[Task input]

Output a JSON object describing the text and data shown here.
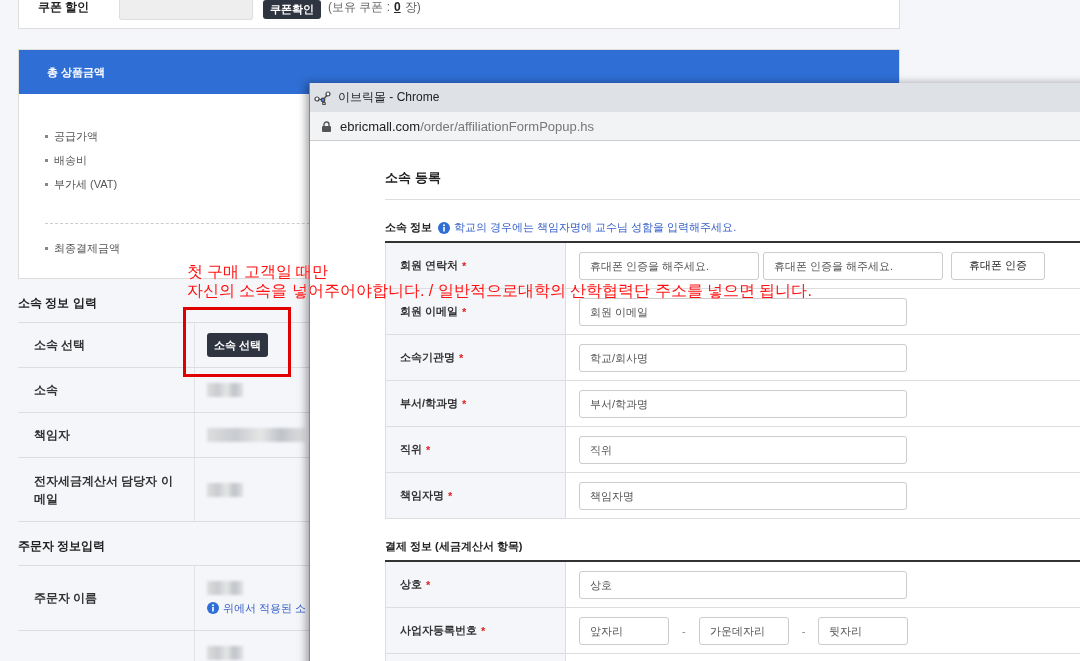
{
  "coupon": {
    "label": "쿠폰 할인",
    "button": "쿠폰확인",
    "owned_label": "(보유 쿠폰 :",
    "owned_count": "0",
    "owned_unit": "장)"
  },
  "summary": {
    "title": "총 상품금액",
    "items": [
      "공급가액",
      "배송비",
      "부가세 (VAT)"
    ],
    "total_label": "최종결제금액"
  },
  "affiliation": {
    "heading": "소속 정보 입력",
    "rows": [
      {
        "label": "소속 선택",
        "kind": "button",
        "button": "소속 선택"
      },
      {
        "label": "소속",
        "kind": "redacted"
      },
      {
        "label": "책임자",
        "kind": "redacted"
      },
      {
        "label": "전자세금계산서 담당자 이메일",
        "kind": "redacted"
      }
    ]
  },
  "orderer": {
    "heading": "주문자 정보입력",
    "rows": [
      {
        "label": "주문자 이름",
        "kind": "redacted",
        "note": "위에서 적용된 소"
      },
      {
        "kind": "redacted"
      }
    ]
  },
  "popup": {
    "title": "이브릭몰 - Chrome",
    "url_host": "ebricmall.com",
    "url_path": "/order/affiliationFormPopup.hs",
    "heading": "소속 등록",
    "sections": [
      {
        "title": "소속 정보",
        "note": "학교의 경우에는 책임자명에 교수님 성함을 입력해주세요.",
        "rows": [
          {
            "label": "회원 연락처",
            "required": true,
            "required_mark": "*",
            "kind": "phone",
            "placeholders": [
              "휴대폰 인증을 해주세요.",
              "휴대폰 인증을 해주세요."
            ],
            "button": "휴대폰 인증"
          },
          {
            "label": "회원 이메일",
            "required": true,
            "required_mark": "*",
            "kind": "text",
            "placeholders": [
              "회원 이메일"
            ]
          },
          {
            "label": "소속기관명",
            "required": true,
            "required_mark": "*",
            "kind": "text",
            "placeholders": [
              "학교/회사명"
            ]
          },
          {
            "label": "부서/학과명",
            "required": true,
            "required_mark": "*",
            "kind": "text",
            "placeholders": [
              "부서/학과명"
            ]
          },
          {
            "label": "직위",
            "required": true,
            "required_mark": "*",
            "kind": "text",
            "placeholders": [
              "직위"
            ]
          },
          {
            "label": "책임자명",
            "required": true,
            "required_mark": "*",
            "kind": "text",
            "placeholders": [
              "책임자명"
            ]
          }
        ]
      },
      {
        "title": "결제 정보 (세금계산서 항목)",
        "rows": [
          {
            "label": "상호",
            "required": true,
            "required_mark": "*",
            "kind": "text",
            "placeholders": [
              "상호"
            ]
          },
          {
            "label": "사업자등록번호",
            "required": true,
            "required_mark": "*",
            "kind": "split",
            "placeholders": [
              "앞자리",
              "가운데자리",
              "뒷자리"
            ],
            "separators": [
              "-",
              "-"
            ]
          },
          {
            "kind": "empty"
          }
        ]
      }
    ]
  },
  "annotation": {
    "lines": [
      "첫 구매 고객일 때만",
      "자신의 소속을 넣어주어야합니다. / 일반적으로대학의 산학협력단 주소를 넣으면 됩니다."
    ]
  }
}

...

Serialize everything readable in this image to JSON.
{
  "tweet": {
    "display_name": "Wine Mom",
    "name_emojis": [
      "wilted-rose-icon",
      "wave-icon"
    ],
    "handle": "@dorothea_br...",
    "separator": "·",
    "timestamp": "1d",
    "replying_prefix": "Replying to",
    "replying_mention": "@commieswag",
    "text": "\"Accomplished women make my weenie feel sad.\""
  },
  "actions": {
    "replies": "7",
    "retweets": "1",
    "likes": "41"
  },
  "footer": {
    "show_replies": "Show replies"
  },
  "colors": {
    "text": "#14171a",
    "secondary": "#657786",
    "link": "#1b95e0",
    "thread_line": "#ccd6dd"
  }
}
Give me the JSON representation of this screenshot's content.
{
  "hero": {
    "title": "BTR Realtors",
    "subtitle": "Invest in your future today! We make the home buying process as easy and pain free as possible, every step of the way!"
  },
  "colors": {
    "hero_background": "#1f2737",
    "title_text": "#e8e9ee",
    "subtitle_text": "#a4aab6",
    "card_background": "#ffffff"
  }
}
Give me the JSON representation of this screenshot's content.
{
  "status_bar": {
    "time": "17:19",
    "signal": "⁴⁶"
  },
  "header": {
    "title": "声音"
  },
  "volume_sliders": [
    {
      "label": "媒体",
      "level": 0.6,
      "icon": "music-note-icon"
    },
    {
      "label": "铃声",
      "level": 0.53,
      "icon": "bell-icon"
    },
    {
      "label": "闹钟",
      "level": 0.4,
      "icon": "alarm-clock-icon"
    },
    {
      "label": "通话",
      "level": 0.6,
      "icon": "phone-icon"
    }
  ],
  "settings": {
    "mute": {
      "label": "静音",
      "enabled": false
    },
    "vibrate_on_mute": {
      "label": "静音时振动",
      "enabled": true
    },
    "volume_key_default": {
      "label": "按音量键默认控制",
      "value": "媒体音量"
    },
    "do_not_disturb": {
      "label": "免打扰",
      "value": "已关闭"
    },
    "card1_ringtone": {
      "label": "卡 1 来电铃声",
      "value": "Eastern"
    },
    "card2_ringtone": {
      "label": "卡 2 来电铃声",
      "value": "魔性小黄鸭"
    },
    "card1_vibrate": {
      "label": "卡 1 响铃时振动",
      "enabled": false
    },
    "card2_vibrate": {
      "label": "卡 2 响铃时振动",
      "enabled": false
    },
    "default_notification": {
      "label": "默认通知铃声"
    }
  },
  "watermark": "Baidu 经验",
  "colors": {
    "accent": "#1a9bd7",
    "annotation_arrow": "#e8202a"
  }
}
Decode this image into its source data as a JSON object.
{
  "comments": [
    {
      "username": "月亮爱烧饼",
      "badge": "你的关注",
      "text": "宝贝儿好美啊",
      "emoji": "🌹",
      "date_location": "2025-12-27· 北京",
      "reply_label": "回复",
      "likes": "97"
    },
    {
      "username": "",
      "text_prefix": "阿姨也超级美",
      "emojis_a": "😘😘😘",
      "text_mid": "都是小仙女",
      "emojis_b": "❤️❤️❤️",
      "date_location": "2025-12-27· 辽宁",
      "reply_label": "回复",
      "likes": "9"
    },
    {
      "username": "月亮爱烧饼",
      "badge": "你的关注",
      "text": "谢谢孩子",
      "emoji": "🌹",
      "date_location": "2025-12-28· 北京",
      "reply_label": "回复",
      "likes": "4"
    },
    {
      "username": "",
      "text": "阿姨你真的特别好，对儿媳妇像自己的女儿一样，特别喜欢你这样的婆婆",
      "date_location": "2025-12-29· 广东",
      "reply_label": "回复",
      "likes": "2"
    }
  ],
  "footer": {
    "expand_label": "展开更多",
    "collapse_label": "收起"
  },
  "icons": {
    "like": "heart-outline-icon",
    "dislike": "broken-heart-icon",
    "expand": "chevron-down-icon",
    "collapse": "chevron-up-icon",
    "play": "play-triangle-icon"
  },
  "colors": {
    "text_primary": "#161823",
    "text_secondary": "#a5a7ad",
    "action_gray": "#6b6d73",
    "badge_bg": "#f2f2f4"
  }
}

[Task]
Copy, from the material, each line that holds the string "data".

[Problem solution]
Output a JSON object describing the text and data shown here.
Decode this image into its source data as a JSON object.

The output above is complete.